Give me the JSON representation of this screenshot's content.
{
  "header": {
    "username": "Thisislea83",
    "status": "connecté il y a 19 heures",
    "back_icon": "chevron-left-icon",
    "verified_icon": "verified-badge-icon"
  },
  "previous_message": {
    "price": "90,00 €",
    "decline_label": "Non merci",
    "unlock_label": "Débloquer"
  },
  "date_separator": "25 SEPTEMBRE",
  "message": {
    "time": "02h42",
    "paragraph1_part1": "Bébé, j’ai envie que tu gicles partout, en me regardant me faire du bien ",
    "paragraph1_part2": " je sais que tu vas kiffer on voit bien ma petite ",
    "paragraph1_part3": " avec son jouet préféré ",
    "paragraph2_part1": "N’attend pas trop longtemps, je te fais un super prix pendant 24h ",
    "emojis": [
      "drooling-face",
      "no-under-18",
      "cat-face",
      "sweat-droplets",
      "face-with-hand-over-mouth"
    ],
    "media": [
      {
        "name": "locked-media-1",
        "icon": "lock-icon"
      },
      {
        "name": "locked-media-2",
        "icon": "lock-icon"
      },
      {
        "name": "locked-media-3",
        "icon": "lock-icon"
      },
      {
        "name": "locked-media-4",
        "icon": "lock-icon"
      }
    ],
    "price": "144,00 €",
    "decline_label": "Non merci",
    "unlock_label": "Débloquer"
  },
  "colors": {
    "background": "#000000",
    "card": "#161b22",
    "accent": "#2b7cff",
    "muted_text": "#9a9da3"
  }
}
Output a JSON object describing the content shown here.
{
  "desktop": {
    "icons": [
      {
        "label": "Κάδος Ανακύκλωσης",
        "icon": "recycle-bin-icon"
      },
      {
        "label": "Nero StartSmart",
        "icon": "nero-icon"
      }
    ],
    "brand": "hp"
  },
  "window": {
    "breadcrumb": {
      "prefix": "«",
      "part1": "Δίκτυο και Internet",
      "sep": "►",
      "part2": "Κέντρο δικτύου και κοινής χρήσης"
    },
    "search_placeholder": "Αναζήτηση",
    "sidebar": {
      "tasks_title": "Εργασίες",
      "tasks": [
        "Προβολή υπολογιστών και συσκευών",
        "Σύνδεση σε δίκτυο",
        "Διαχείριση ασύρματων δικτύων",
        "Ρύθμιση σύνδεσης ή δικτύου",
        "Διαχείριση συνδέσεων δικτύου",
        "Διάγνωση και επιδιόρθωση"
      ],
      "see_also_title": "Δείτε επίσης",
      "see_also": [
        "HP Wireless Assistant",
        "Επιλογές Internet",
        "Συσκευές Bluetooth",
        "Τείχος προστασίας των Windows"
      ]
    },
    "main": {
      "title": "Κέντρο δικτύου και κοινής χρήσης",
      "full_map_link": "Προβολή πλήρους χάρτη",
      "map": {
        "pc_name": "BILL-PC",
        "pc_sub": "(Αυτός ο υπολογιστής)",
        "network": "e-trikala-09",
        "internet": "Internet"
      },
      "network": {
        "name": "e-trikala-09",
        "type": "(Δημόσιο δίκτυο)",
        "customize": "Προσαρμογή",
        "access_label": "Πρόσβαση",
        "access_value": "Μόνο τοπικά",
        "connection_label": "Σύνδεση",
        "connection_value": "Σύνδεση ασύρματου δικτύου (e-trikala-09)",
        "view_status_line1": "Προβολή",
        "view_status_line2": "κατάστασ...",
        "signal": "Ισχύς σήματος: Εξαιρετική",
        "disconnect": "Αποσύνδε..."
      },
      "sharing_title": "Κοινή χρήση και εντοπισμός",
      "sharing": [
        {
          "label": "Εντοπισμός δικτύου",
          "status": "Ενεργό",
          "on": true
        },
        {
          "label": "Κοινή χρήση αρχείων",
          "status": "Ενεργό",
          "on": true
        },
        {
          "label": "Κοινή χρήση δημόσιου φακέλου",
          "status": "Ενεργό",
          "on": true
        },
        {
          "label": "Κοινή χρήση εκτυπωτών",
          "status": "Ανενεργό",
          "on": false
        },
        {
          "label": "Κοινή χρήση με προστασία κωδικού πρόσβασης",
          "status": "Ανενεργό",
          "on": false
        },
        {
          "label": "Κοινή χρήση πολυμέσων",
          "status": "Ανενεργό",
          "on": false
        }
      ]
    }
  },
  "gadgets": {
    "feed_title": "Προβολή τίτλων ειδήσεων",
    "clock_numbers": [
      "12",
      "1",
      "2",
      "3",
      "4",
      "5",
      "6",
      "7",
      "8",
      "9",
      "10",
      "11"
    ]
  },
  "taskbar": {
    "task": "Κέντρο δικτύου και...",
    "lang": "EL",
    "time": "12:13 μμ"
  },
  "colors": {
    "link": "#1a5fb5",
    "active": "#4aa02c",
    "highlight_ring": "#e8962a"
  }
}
********************
Gather every line containing the word "Internet" and copy it.

### Result for this task
      "part1": "Δίκτυο και Internet",
        "Επιλογές Internet",
        "internet": "Internet"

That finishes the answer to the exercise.